Directive:
Copy out every line exactly as given.

(Data items)
= = =

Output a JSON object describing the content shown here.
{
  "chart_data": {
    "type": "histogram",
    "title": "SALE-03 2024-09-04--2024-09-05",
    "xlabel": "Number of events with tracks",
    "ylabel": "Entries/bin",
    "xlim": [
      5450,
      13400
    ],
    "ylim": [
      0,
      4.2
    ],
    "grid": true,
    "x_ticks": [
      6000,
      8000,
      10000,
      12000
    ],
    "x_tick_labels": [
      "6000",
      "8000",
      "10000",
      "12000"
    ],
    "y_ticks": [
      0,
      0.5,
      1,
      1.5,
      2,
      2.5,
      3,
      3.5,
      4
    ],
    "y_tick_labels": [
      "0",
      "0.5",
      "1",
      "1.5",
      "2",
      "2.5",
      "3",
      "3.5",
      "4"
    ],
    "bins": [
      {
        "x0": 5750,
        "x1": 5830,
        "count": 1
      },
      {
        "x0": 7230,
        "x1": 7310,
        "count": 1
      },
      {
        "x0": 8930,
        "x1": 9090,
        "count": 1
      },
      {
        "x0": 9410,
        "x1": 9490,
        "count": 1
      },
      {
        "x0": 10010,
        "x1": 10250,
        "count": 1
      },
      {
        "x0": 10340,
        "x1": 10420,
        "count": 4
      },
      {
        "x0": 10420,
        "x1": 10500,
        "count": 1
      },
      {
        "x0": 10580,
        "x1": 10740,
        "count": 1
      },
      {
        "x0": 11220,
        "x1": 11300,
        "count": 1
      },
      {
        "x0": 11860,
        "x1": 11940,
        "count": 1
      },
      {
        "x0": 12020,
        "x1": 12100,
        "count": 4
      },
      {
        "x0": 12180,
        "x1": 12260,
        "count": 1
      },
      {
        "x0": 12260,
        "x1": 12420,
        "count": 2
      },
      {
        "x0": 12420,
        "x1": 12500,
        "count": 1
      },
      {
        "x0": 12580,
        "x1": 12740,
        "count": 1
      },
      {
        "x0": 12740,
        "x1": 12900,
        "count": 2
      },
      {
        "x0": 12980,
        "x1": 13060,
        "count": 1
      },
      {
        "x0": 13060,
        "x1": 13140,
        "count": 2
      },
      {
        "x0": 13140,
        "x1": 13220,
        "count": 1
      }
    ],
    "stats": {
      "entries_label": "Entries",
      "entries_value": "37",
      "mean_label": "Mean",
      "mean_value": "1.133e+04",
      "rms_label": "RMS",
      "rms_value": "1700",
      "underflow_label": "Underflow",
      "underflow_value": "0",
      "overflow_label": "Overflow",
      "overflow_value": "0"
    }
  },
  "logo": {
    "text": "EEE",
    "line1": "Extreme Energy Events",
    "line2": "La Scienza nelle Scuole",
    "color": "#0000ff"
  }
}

= = =

Reply to the task:
Output a JSON object describing the content shown here.
{
  "chart_data": {
    "type": "histogram",
    "title": "SALE-03 2024-09-04--2024-09-05",
    "xlabel": "Number of events with tracks",
    "ylabel": "Entries/bin",
    "xlim": [
      5450,
      13400
    ],
    "ylim": [
      0,
      4.2
    ],
    "grid": true,
    "x_ticks": [
      6000,
      8000,
      10000,
      12000
    ],
    "x_tick_labels": [
      "6000",
      "8000",
      "10000",
      "12000"
    ],
    "y_ticks": [
      0,
      0.5,
      1,
      1.5,
      2,
      2.5,
      3,
      3.5,
      4
    ],
    "y_tick_labels": [
      "0",
      "0.5",
      "1",
      "1.5",
      "2",
      "2.5",
      "3",
      "3.5",
      "4"
    ],
    "bins": [
      {
        "x0": 5750,
        "x1": 5830,
        "count": 1
      },
      {
        "x0": 7230,
        "x1": 7310,
        "count": 1
      },
      {
        "x0": 8930,
        "x1": 9090,
        "count": 1
      },
      {
        "x0": 9410,
        "x1": 9490,
        "count": 1
      },
      {
        "x0": 10010,
        "x1": 10250,
        "count": 1
      },
      {
        "x0": 10340,
        "x1": 10420,
        "count": 4
      },
      {
        "x0": 10420,
        "x1": 10500,
        "count": 1
      },
      {
        "x0": 10580,
        "x1": 10740,
        "count": 1
      },
      {
        "x0": 11220,
        "x1": 11300,
        "count": 1
      },
      {
        "x0": 11860,
        "x1": 11940,
        "count": 1
      },
      {
        "x0": 12020,
        "x1": 12100,
        "count": 4
      },
      {
        "x0": 12180,
        "x1": 12260,
        "count": 1
      },
      {
        "x0": 12260,
        "x1": 12420,
        "count": 2
      },
      {
        "x0": 12420,
        "x1": 12500,
        "count": 1
      },
      {
        "x0": 12580,
        "x1": 12740,
        "count": 1
      },
      {
        "x0": 12740,
        "x1": 12900,
        "count": 2
      },
      {
        "x0": 12980,
        "x1": 13060,
        "count": 1
      },
      {
        "x0": 13060,
        "x1": 13140,
        "count": 2
      },
      {
        "x0": 13140,
        "x1": 13220,
        "count": 1
      }
    ],
    "stats": {
      "entries_label": "Entries",
      "entries_value": "37",
      "mean_label": "Mean",
      "mean_value": "1.133e+04",
      "rms_label": "RMS",
      "rms_value": "1700",
      "underflow_label": "Underflow",
      "underflow_value": "0",
      "overflow_label": "Overflow",
      "overflow_value": "0"
    }
  },
  "logo": {
    "text": "EEE",
    "line1": "Extreme Energy Events",
    "line2": "La Scienza nelle Scuole",
    "color": "#0000ff"
  }
}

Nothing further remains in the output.